- **Challenge**
Count the lines below that contain the word "строительства", and give only that number.

- **Material for this task**
....

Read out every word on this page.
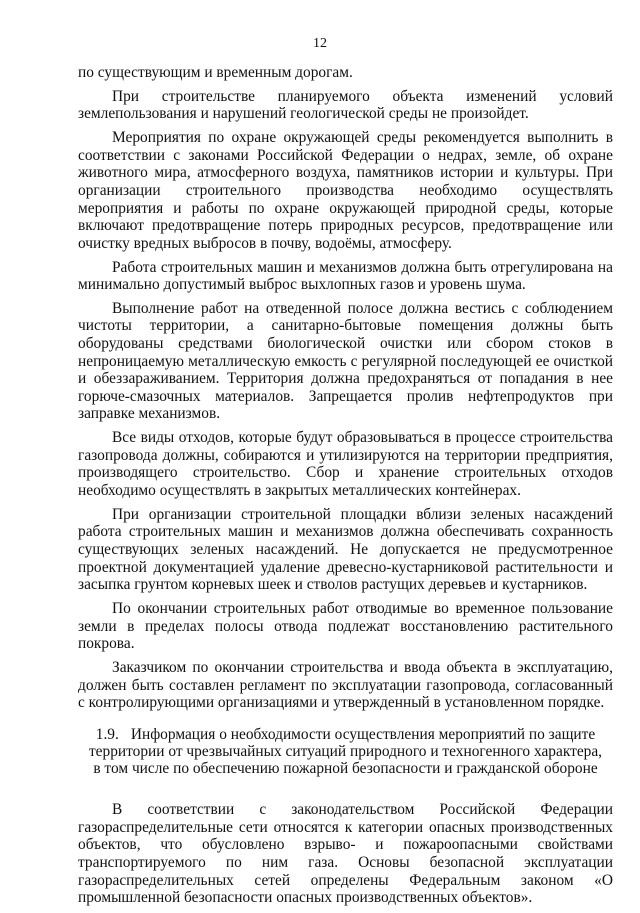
12

по существующим и временным дорогам.

При строительстве планируемого объекта изменений условий землепользования и нарушений геологической среды не произойдет.

Мероприятия по охране окружающей среды рекомендуется выполнить в соответствии с законами Российской Федерации о недрах, земле, об охране животного мира, атмосферного воздуха, памятников истории и культуры. При организации строительного производства необходимо осуществлять мероприятия и работы по охране окружающей природной среды, которые включают предотвращение потерь природных ресурсов, предотвращение или очистку вредных выбросов в почву, водоёмы, атмосферу.

Работа строительных машин и механизмов должна быть отрегулирована на минимально допустимый выброс выхлопных газов и уровень шума.

Выполнение работ на отведенной полосе должна вестись с соблюдением чистоты территории, а санитарно-бытовые помещения должны быть оборудованы средствами биологической очистки или сбором стоков в непроницаемую металлическую емкость с регулярной последующей ее очисткой и обеззараживанием. Территория должна предохраняться от попадания в нее горюче-смазочных материалов. Запрещается пролив нефтепродуктов при заправке механизмов.

Все виды отходов, которые будут образовываться в процессе строительства газопровода должны, собираются и утилизируются на территории предприятия, производящего строительство. Сбор и хранение строительных отходов необходимо осуществлять в закрытых металлических контейнерах.

При организации строительной площадки вблизи зеленых насаждений работа строительных машин и механизмов должна обеспечивать сохранность существующих зеленых насаждений. Не допускается не предусмотренное проектной документацией удаление древесно-кустарниковой растительности и засыпка грунтом корневых шеек и стволов растущих деревьев и кустарников.

По окончании строительных работ отводимые во временное пользование земли в пределах полосы отвода подлежат восстановлению растительного покрова.

Заказчиком по окончании строительства и ввода объекта в эксплуатацию, должен быть составлен регламент по эксплуатации газопровода, согласованный с контролирующими организациями и утвержденный в установленном порядке.

1.9. Информация о необходимости осуществления мероприятий по защите территории от чрезвычайных ситуаций природного и техногенного характера, в том числе по обеспечению пожарной безопасности и гражданской обороне

В соответствии с законодательством Российской Федерации газораспределительные сети относятся к категории опасных производственных объектов, что обусловлено взрыво- и пожароопасными свойствами транспортируемого по ним газа. Основы безопасной эксплуатации газораспределительных сетей определены Федеральным законом «О промышленной безопасности опасных производственных объектов».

....

- **Response to this exercise**
2